### Data to process ###

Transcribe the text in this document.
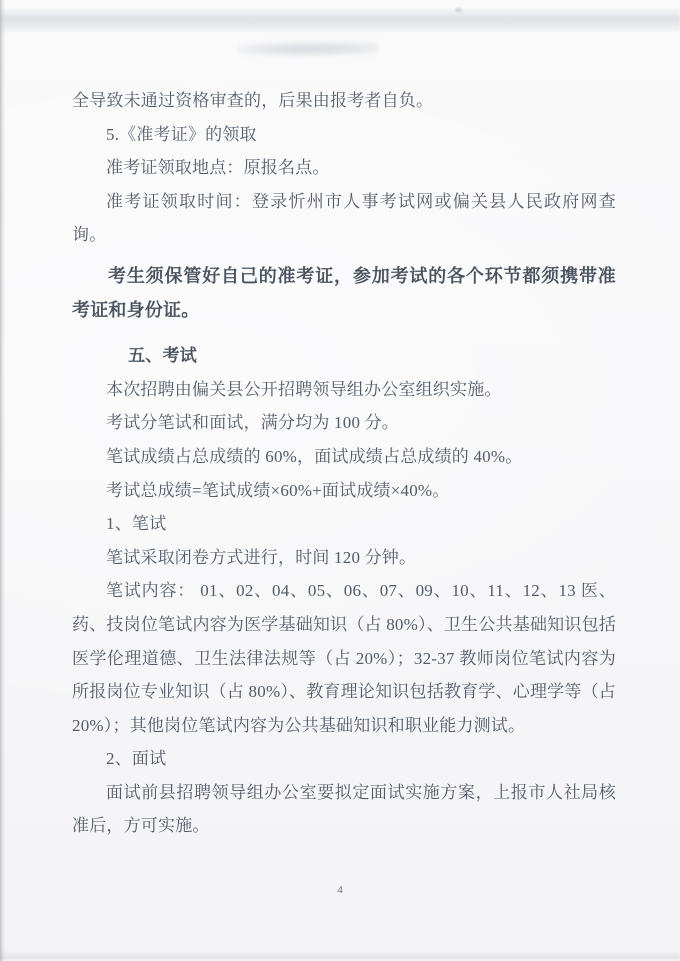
全导致未通过资格审查的，后果由报考者自负。

5.《准考证》的领取

准考证领取地点：原报名点。

准考证领取时间：登录忻州市人事考试网或偏关县人民政府网查询。

考生须保管好自己的准考证，参加考试的各个环节都须携带准考证和身份证。

五、考试

本次招聘由偏关县公开招聘领导组办公室组织实施。

考试分笔试和面试，满分均为 100 分。

笔试成绩占总成绩的 60%，面试成绩占总成绩的 40%。

考试总成绩=笔试成绩×60%+面试成绩×40%。

1、笔试

笔试采取闭卷方式进行，时间 120 分钟。

笔试内容： 01、02、04、05、06、07、09、10、11、12、13 医、药、技岗位笔试内容为医学基础知识（占 80%）、卫生公共基础知识包括医学伦理道德、卫生法律法规等（占 20%）；32-37 教师岗位笔试内容为所报岗位专业知识（占 80%）、教育理论知识包括教育学、心理学等（占 20%）；其他岗位笔试内容为公共基础知识和职业能力测试。

2、面试

面试前县招聘领导组办公室要拟定面试实施方案，上报市人社局核准后，方可实施。

4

###

▶ Problem requirements: All preceding records should be duplicated verbatim, images excepted.

▶ Task answer:
Transcribe the text in this document.
全导致未通过资格审查的，后果由报考者自负。

5.《准考证》的领取

准考证领取地点：原报名点。

准考证领取时间：登录忻州市人事考试网或偏关县人民政府网查询。

考生须保管好自己的准考证，参加考试的各个环节都须携带准考证和身份证。

五、考试

本次招聘由偏关县公开招聘领导组办公室组织实施。

考试分笔试和面试，满分均为 100 分。

笔试成绩占总成绩的 60%，面试成绩占总成绩的 40%。

考试总成绩=笔试成绩×60%+面试成绩×40%。

1、笔试

笔试采取闭卷方式进行，时间 120 分钟。

笔试内容： 01、02、04、05、06、07、09、10、11、12、13 医、药、技岗位笔试内容为医学基础知识（占 80%）、卫生公共基础知识包括医学伦理道德、卫生法律法规等（占 20%）；32-37 教师岗位笔试内容为所报岗位专业知识（占 80%）、教育理论知识包括教育学、心理学等（占 20%）；其他岗位笔试内容为公共基础知识和职业能力测试。

2、面试

面试前县招聘领导组办公室要拟定面试实施方案，上报市人社局核准后，方可实施。

4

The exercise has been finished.